— Brief —
Copy only this range: the line with "Give me a plain-text" through the final line of the material, inclusive at both ends.

··· Data extract ···

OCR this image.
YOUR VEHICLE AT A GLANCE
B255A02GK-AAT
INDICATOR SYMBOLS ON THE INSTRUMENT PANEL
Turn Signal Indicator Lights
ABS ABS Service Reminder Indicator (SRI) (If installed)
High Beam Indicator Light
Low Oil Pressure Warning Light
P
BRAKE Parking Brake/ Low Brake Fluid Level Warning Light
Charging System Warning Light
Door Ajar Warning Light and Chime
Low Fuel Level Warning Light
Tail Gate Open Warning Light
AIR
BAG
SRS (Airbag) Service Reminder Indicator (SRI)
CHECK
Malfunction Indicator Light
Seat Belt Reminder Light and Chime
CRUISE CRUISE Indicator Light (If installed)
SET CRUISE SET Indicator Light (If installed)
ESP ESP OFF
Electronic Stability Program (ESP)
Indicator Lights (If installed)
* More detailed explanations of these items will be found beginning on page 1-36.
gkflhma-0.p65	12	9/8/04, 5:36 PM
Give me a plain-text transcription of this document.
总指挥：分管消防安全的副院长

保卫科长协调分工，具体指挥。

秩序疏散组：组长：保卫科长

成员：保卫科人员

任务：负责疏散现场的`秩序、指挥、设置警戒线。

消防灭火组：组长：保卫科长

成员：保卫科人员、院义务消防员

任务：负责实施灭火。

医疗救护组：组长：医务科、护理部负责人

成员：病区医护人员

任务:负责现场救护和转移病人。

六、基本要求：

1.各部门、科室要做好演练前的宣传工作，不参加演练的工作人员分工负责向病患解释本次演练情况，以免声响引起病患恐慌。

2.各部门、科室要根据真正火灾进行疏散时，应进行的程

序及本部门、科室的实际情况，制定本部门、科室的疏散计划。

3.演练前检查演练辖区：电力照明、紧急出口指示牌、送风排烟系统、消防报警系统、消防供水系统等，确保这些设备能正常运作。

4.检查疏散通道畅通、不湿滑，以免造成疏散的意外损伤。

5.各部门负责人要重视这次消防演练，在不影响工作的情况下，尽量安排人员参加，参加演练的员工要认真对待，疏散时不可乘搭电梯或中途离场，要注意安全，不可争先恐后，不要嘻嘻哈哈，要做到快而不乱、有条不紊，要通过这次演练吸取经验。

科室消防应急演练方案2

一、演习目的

···

— Finished answer —
Give me a plain-text transcription of this document.
总指挥：分管消防安全的副院长

保卫科长协调分工，具体指挥。

秩序疏散组：组长：保卫科长

成员：保卫科人员

任务：负责疏散现场的`秩序、指挥、设置警戒线。

消防灭火组：组长：保卫科长

成员：保卫科人员、院义务消防员

任务：负责实施灭火。

医疗救护组：组长：医务科、护理部负责人

成员：病区医护人员

任务:负责现场救护和转移病人。

六、基本要求：

1.各部门、科室要做好演练前的宣传工作，不参加演练的工作人员分工负责向病患解释本次演练情况，以免声响引起病患恐慌。

2.各部门、科室要根据真正火灾进行疏散时，应进行的程

序及本部门、科室的实际情况，制定本部门、科室的疏散计划。

3.演练前检查演练辖区：电力照明、紧急出口指示牌、送风排烟系统、消防报警系统、消防供水系统等，确保这些设备能正常运作。

4.检查疏散通道畅通、不湿滑，以免造成疏散的意外损伤。

5.各部门负责人要重视这次消防演练，在不影响工作的情况下，尽量安排人员参加，参加演练的员工要认真对待，疏散时不可乘搭电梯或中途离场，要注意安全，不可争先恐后，不要嘻嘻哈哈，要做到快而不乱、有条不紊，要通过这次演练吸取经验。

科室消防应急演练方案2

一、演习目的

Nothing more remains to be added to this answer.